Directions: In the entries that follow, how many lines contain the word "title"? Answer with the number only.

--- Begin Supplied data ---

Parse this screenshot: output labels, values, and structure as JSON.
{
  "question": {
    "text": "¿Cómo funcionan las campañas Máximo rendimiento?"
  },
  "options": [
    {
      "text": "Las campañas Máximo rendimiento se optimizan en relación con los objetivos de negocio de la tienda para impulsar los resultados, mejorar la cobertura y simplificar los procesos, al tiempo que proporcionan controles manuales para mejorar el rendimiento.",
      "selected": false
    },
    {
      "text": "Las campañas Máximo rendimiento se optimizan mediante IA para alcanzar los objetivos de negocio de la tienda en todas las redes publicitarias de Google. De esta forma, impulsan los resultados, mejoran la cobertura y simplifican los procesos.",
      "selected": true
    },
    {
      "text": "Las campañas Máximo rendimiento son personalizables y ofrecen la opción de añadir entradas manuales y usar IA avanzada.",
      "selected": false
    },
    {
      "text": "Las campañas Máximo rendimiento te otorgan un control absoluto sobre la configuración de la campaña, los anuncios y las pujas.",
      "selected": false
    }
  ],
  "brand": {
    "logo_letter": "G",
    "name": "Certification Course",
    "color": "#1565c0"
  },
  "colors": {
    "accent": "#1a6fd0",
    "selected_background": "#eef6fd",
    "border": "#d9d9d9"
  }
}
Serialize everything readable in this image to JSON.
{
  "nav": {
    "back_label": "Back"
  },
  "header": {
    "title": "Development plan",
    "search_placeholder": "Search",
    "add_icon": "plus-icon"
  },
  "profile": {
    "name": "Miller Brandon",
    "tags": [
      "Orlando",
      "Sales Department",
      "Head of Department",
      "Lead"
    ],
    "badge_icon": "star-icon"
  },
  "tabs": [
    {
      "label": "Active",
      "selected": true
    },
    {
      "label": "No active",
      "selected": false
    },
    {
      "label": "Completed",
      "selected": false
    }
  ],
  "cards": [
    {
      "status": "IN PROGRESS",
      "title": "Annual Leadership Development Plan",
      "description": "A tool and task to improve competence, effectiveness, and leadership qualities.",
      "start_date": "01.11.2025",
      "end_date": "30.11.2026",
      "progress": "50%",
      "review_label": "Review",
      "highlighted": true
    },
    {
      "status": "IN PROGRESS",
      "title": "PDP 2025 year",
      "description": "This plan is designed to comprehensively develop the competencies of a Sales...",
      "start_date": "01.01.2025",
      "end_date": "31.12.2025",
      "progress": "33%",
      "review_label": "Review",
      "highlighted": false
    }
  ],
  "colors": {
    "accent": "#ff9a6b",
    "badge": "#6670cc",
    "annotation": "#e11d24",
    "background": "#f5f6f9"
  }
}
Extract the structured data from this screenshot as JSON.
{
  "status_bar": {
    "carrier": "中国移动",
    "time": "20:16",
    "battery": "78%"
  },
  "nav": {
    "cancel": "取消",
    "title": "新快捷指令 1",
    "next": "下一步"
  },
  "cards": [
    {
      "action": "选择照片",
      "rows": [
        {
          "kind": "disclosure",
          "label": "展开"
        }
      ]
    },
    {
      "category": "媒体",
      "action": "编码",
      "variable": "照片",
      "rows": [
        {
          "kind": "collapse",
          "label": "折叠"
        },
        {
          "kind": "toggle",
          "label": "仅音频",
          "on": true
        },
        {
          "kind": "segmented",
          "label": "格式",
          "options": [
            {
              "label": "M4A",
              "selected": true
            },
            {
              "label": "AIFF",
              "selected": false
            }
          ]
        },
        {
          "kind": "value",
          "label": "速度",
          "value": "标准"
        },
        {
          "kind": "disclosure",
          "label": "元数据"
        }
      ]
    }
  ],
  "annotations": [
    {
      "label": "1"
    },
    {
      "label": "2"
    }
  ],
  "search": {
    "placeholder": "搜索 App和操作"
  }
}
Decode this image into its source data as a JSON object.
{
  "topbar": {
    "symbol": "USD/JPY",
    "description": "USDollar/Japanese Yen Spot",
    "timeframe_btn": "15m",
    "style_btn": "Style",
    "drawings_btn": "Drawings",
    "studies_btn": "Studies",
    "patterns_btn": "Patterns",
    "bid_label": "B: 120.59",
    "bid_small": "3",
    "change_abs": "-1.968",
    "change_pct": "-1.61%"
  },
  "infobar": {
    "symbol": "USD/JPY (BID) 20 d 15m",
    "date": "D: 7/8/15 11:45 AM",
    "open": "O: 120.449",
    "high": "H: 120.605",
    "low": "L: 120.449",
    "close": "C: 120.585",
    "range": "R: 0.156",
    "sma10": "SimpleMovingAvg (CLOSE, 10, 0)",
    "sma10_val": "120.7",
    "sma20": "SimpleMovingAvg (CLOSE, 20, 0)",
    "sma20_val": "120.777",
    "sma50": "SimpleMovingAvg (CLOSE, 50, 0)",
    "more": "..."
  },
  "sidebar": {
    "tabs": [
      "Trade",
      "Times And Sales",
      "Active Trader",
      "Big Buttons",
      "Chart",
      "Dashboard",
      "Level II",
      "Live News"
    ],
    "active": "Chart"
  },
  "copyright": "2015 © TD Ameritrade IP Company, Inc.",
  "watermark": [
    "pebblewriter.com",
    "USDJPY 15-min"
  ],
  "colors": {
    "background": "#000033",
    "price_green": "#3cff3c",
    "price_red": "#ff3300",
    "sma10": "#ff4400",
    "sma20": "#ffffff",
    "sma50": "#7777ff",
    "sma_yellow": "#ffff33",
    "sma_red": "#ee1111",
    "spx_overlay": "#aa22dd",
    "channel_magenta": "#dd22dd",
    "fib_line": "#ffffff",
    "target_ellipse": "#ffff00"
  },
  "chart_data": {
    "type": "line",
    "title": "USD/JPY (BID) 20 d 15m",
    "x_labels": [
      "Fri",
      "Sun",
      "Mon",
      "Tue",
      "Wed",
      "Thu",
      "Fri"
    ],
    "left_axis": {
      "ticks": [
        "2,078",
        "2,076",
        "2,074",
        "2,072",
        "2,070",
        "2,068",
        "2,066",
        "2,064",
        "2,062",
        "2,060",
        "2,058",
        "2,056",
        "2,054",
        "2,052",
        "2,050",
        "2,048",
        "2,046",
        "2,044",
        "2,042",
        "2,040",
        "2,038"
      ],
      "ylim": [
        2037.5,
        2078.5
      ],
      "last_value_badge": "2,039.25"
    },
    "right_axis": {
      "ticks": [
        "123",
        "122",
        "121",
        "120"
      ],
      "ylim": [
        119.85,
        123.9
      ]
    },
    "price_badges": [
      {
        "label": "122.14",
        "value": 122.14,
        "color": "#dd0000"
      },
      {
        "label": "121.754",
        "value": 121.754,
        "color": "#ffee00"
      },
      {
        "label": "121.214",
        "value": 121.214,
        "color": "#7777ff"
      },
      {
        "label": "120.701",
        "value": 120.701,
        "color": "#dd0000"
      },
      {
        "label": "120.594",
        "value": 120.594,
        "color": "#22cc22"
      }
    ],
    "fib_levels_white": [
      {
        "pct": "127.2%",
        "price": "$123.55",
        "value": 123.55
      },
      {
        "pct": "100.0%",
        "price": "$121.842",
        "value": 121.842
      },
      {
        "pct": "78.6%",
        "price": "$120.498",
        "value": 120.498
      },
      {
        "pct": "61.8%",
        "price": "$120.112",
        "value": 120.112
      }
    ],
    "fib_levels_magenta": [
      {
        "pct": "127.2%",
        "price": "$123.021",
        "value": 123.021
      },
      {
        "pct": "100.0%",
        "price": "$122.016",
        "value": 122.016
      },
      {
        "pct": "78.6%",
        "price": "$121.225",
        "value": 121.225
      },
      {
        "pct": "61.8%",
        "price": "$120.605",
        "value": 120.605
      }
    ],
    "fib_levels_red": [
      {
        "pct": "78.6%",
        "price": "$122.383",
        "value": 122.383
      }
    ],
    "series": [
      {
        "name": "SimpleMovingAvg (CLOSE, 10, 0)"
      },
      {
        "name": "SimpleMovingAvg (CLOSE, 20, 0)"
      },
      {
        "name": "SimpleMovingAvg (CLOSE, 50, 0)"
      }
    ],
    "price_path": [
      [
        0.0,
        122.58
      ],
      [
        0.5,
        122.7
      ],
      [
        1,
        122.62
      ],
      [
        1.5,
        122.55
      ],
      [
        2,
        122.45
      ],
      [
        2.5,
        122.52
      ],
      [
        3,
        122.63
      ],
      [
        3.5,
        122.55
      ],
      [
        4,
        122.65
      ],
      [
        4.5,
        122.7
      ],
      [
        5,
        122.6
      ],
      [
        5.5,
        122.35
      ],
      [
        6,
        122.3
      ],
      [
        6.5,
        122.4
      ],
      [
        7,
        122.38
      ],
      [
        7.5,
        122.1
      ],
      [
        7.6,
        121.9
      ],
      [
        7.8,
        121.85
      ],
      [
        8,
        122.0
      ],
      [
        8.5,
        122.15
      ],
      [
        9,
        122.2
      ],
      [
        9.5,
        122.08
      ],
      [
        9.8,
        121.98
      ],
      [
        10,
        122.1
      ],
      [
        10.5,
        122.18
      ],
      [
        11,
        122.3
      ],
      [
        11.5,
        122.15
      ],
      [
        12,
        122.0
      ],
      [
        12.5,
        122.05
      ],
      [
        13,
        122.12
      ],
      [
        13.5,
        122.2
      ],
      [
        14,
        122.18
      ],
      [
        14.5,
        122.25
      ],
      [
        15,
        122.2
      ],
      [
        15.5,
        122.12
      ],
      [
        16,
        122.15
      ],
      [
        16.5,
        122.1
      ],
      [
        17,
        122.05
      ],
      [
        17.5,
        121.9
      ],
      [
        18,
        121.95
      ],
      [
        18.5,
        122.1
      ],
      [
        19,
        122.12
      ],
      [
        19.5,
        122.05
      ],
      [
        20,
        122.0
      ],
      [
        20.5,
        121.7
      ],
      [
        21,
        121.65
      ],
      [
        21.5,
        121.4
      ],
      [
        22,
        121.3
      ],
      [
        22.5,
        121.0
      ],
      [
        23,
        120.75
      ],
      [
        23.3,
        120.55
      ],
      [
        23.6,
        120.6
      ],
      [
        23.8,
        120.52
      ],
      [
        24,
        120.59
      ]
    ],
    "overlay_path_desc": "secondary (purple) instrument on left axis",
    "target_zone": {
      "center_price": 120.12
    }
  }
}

--- End Supplied data ---

Response to the task: 5